Set the following entries down again exactly, line by line.

--- Start of RECORDS ---

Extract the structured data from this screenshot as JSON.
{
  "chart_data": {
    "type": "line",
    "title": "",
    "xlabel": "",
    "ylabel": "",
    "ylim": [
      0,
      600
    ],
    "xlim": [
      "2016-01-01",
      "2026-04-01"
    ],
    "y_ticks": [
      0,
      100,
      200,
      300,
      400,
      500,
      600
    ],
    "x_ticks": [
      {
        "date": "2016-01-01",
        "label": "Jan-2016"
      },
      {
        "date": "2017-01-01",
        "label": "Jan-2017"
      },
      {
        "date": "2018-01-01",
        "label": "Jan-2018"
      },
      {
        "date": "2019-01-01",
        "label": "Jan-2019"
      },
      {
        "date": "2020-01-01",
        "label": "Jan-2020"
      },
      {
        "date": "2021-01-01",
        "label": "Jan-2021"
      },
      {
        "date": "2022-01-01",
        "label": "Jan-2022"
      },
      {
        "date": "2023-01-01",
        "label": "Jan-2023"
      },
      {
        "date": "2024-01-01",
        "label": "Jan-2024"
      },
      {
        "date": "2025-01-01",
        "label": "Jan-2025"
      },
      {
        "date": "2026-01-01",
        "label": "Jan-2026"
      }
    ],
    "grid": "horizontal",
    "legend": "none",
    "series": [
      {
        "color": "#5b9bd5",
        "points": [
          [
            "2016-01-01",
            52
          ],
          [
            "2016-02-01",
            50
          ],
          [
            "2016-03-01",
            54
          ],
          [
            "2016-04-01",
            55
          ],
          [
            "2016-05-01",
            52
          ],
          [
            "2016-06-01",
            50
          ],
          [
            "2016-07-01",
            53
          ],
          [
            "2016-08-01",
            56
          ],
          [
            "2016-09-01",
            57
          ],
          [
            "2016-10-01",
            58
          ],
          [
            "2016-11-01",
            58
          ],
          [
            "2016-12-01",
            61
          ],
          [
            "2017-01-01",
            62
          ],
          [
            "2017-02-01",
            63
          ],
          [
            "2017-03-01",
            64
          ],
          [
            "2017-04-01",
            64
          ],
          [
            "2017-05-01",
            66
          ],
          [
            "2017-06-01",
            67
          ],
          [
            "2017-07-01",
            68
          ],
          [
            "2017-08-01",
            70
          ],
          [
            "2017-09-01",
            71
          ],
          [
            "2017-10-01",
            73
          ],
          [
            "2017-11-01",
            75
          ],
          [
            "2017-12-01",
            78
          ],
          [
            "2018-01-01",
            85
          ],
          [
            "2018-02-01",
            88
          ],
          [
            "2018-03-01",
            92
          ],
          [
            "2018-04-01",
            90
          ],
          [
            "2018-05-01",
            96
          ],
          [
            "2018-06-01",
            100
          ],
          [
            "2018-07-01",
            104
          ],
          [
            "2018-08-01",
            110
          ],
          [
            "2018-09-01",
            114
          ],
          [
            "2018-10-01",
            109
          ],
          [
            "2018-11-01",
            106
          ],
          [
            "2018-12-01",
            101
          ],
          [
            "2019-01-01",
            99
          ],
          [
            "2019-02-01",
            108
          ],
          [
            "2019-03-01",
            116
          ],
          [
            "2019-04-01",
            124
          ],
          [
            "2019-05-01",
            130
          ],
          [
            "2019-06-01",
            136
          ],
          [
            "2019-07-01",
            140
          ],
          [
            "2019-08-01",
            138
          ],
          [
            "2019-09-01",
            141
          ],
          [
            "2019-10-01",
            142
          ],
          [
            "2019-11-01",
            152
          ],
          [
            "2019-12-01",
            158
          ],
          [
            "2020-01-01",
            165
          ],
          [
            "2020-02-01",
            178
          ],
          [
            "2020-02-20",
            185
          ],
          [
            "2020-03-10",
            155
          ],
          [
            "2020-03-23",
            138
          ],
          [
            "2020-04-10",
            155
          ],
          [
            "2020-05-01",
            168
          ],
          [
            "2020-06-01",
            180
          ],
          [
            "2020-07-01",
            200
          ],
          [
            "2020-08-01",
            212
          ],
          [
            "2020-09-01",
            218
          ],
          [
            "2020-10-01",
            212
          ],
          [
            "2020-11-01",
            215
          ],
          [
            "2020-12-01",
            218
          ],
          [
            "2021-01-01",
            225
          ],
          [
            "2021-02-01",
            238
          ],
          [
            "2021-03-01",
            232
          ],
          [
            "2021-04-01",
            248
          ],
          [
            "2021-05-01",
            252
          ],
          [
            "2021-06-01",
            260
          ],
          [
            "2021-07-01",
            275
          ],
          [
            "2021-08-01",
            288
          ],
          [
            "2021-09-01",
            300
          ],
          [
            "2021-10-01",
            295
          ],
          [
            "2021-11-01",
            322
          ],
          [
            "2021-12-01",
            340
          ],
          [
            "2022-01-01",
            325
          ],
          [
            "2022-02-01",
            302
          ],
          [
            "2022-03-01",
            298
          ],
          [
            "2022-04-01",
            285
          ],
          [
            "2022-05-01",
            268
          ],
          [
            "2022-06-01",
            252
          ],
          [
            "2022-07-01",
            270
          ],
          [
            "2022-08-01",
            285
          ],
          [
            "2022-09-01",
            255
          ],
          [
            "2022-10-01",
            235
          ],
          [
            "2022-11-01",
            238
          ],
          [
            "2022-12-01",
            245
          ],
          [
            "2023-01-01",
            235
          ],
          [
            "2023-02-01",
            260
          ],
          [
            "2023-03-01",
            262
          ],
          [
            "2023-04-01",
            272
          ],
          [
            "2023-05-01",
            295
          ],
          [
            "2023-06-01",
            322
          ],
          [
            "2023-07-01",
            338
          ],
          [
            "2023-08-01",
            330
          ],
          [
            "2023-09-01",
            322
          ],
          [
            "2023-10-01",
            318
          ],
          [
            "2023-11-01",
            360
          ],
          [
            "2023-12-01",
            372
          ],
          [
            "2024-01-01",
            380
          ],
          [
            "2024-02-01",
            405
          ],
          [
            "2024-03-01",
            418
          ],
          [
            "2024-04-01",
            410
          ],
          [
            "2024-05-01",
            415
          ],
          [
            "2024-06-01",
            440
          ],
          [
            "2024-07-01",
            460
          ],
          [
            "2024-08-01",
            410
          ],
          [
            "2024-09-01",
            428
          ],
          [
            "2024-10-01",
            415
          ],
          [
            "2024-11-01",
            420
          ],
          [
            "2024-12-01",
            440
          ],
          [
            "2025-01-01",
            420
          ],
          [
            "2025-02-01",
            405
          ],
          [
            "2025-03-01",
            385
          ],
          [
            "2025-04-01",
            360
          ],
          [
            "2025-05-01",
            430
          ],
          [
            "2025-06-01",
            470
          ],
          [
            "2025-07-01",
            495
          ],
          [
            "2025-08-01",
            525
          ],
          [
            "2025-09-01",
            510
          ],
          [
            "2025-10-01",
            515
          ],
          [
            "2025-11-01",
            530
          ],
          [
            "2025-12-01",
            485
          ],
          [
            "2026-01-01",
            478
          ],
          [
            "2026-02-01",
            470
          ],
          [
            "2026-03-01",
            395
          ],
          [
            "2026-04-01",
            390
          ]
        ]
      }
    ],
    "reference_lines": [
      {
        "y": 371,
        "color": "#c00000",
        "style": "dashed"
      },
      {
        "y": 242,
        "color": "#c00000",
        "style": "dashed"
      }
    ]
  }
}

--- End of RECORDS ---

FULL SOLUTION:
Extract the structured data from this screenshot as JSON.
{
  "chart_data": {
    "type": "line",
    "title": "",
    "xlabel": "",
    "ylabel": "",
    "ylim": [
      0,
      600
    ],
    "xlim": [
      "2016-01-01",
      "2026-04-01"
    ],
    "y_ticks": [
      0,
      100,
      200,
      300,
      400,
      500,
      600
    ],
    "x_ticks": [
      {
        "date": "2016-01-01",
        "label": "Jan-2016"
      },
      {
        "date": "2017-01-01",
        "label": "Jan-2017"
      },
      {
        "date": "2018-01-01",
        "label": "Jan-2018"
      },
      {
        "date": "2019-01-01",
        "label": "Jan-2019"
      },
      {
        "date": "2020-01-01",
        "label": "Jan-2020"
      },
      {
        "date": "2021-01-01",
        "label": "Jan-2021"
      },
      {
        "date": "2022-01-01",
        "label": "Jan-2022"
      },
      {
        "date": "2023-01-01",
        "label": "Jan-2023"
      },
      {
        "date": "2024-01-01",
        "label": "Jan-2024"
      },
      {
        "date": "2025-01-01",
        "label": "Jan-2025"
      },
      {
        "date": "2026-01-01",
        "label": "Jan-2026"
      }
    ],
    "grid": "horizontal",
    "legend": "none",
    "series": [
      {
        "color": "#5b9bd5",
        "points": [
          [
            "2016-01-01",
            52
          ],
          [
            "2016-02-01",
            50
          ],
          [
            "2016-03-01",
            54
          ],
          [
            "2016-04-01",
            55
          ],
          [
            "2016-05-01",
            52
          ],
          [
            "2016-06-01",
            50
          ],
          [
            "2016-07-01",
            53
          ],
          [
            "2016-08-01",
            56
          ],
          [
            "2016-09-01",
            57
          ],
          [
            "2016-10-01",
            58
          ],
          [
            "2016-11-01",
            58
          ],
          [
            "2016-12-01",
            61
          ],
          [
            "2017-01-01",
            62
          ],
          [
            "2017-02-01",
            63
          ],
          [
            "2017-03-01",
            64
          ],
          [
            "2017-04-01",
            64
          ],
          [
            "2017-05-01",
            66
          ],
          [
            "2017-06-01",
            67
          ],
          [
            "2017-07-01",
            68
          ],
          [
            "2017-08-01",
            70
          ],
          [
            "2017-09-01",
            71
          ],
          [
            "2017-10-01",
            73
          ],
          [
            "2017-11-01",
            75
          ],
          [
            "2017-12-01",
            78
          ],
          [
            "2018-01-01",
            85
          ],
          [
            "2018-02-01",
            88
          ],
          [
            "2018-03-01",
            92
          ],
          [
            "2018-04-01",
            90
          ],
          [
            "2018-05-01",
            96
          ],
          [
            "2018-06-01",
            100
          ],
          [
            "2018-07-01",
            104
          ],
          [
            "2018-08-01",
            110
          ],
          [
            "2018-09-01",
            114
          ],
          [
            "2018-10-01",
            109
          ],
          [
            "2018-11-01",
            106
          ],
          [
            "2018-12-01",
            101
          ],
          [
            "2019-01-01",
            99
          ],
          [
            "2019-02-01",
            108
          ],
          [
            "2019-03-01",
            116
          ],
          [
            "2019-04-01",
            124
          ],
          [
            "2019-05-01",
            130
          ],
          [
            "2019-06-01",
            136
          ],
          [
            "2019-07-01",
            140
          ],
          [
            "2019-08-01",
            138
          ],
          [
            "2019-09-01",
            141
          ],
          [
            "2019-10-01",
            142
          ],
          [
            "2019-11-01",
            152
          ],
          [
            "2019-12-01",
            158
          ],
          [
            "2020-01-01",
            165
          ],
          [
            "2020-02-01",
            178
          ],
          [
            "2020-02-20",
            185
          ],
          [
            "2020-03-10",
            155
          ],
          [
            "2020-03-23",
            138
          ],
          [
            "2020-04-10",
            155
          ],
          [
            "2020-05-01",
            168
          ],
          [
            "2020-06-01",
            180
          ],
          [
            "2020-07-01",
            200
          ],
          [
            "2020-08-01",
            212
          ],
          [
            "2020-09-01",
            218
          ],
          [
            "2020-10-01",
            212
          ],
          [
            "2020-11-01",
            215
          ],
          [
            "2020-12-01",
            218
          ],
          [
            "2021-01-01",
            225
          ],
          [
            "2021-02-01",
            238
          ],
          [
            "2021-03-01",
            232
          ],
          [
            "2021-04-01",
            248
          ],
          [
            "2021-05-01",
            252
          ],
          [
            "2021-06-01",
            260
          ],
          [
            "2021-07-01",
            275
          ],
          [
            "2021-08-01",
            288
          ],
          [
            "2021-09-01",
            300
          ],
          [
            "2021-10-01",
            295
          ],
          [
            "2021-11-01",
            322
          ],
          [
            "2021-12-01",
            340
          ],
          [
            "2022-01-01",
            325
          ],
          [
            "2022-02-01",
            302
          ],
          [
            "2022-03-01",
            298
          ],
          [
            "2022-04-01",
            285
          ],
          [
            "2022-05-01",
            268
          ],
          [
            "2022-06-01",
            252
          ],
          [
            "2022-07-01",
            270
          ],
          [
            "2022-08-01",
            285
          ],
          [
            "2022-09-01",
            255
          ],
          [
            "2022-10-01",
            235
          ],
          [
            "2022-11-01",
            238
          ],
          [
            "2022-12-01",
            245
          ],
          [
            "2023-01-01",
            235
          ],
          [
            "2023-02-01",
            260
          ],
          [
            "2023-03-01",
            262
          ],
          [
            "2023-04-01",
            272
          ],
          [
            "2023-05-01",
            295
          ],
          [
            "2023-06-01",
            322
          ],
          [
            "2023-07-01",
            338
          ],
          [
            "2023-08-01",
            330
          ],
          [
            "2023-09-01",
            322
          ],
          [
            "2023-10-01",
            318
          ],
          [
            "2023-11-01",
            360
          ],
          [
            "2023-12-01",
            372
          ],
          [
            "2024-01-01",
            380
          ],
          [
            "2024-02-01",
            405
          ],
          [
            "2024-03-01",
            418
          ],
          [
            "2024-04-01",
            410
          ],
          [
            "2024-05-01",
            415
          ],
          [
            "2024-06-01",
            440
          ],
          [
            "2024-07-01",
            460
          ],
          [
            "2024-08-01",
            410
          ],
          [
            "2024-09-01",
            428
          ],
          [
            "2024-10-01",
            415
          ],
          [
            "2024-11-01",
            420
          ],
          [
            "2024-12-01",
            440
          ],
          [
            "2025-01-01",
            420
          ],
          [
            "2025-02-01",
            405
          ],
          [
            "2025-03-01",
            385
          ],
          [
            "2025-04-01",
            360
          ],
          [
            "2025-05-01",
            430
          ],
          [
            "2025-06-01",
            470
          ],
          [
            "2025-07-01",
            495
          ],
          [
            "2025-08-01",
            525
          ],
          [
            "2025-09-01",
            510
          ],
          [
            "2025-10-01",
            515
          ],
          [
            "2025-11-01",
            530
          ],
          [
            "2025-12-01",
            485
          ],
          [
            "2026-01-01",
            478
          ],
          [
            "2026-02-01",
            470
          ],
          [
            "2026-03-01",
            395
          ],
          [
            "2026-04-01",
            390
          ]
        ]
      }
    ],
    "reference_lines": [
      {
        "y": 371,
        "color": "#c00000",
        "style": "dashed"
      },
      {
        "y": 242,
        "color": "#c00000",
        "style": "dashed"
      }
    ]
  }
}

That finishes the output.